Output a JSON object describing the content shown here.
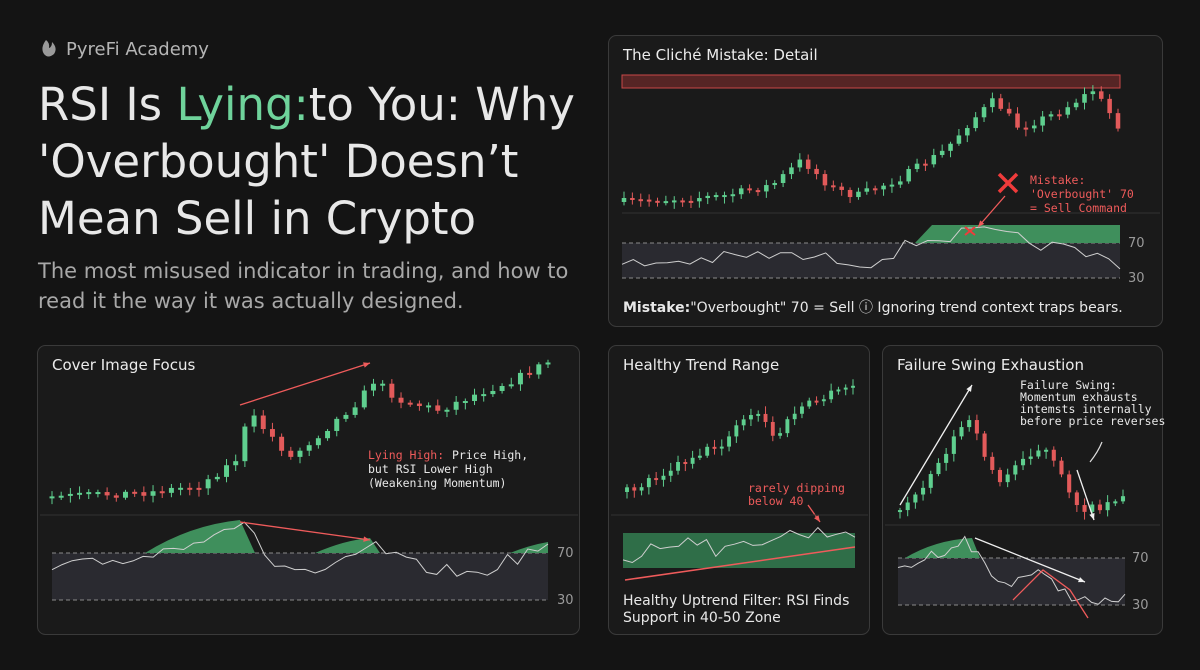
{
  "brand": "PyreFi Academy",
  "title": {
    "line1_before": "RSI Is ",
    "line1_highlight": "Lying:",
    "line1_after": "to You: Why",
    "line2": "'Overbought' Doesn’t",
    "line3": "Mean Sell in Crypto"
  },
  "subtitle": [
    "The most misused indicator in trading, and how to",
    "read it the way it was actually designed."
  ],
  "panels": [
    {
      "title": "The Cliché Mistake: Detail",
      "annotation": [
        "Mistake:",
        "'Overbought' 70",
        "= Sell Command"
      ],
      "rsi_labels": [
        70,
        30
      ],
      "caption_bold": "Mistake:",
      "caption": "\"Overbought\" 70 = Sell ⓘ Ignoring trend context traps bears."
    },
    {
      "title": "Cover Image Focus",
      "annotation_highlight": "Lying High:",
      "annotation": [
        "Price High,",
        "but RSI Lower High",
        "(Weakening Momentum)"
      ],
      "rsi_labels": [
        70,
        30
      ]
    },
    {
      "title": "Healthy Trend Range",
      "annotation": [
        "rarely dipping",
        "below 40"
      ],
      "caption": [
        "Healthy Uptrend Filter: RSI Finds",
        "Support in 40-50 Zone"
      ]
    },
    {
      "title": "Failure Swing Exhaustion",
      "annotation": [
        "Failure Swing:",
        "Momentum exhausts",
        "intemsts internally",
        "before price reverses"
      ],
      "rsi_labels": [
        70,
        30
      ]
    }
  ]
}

##############################

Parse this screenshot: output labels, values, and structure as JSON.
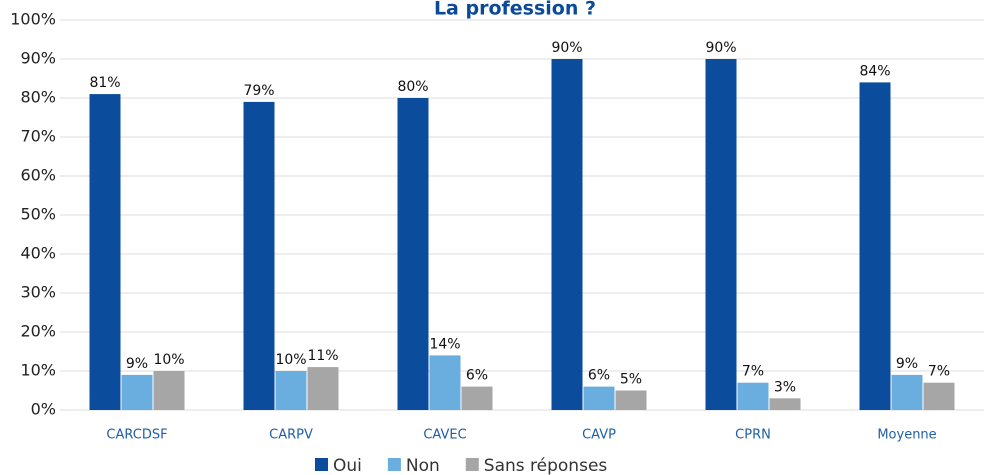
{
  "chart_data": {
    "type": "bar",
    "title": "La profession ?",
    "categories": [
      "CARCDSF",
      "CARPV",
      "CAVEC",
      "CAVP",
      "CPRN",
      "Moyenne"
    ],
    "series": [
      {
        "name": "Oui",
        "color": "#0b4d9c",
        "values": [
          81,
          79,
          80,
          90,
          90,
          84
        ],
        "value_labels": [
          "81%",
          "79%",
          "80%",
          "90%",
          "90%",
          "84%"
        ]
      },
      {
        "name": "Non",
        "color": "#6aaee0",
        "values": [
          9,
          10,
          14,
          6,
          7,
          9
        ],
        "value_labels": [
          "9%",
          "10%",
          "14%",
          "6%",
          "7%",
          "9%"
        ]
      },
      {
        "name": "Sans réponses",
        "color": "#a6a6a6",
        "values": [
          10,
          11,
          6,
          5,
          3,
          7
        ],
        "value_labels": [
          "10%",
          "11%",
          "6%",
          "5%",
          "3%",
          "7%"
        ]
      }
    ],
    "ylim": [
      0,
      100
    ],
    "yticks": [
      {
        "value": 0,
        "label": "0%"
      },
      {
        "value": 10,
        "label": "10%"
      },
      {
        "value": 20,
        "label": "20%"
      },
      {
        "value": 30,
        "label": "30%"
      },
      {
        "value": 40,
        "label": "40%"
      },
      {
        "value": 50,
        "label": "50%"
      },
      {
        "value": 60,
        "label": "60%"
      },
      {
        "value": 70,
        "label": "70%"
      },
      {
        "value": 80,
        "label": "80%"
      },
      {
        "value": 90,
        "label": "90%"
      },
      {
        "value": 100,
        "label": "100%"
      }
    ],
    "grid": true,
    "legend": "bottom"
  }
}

##############################

--- THE PROBLEM ---
From the data above, pick out each line containing "Failure" and copy it.

--- WORKED ANSWER ---
      "title": "Failure Swing Exhaustion",
        "Failure Swing:",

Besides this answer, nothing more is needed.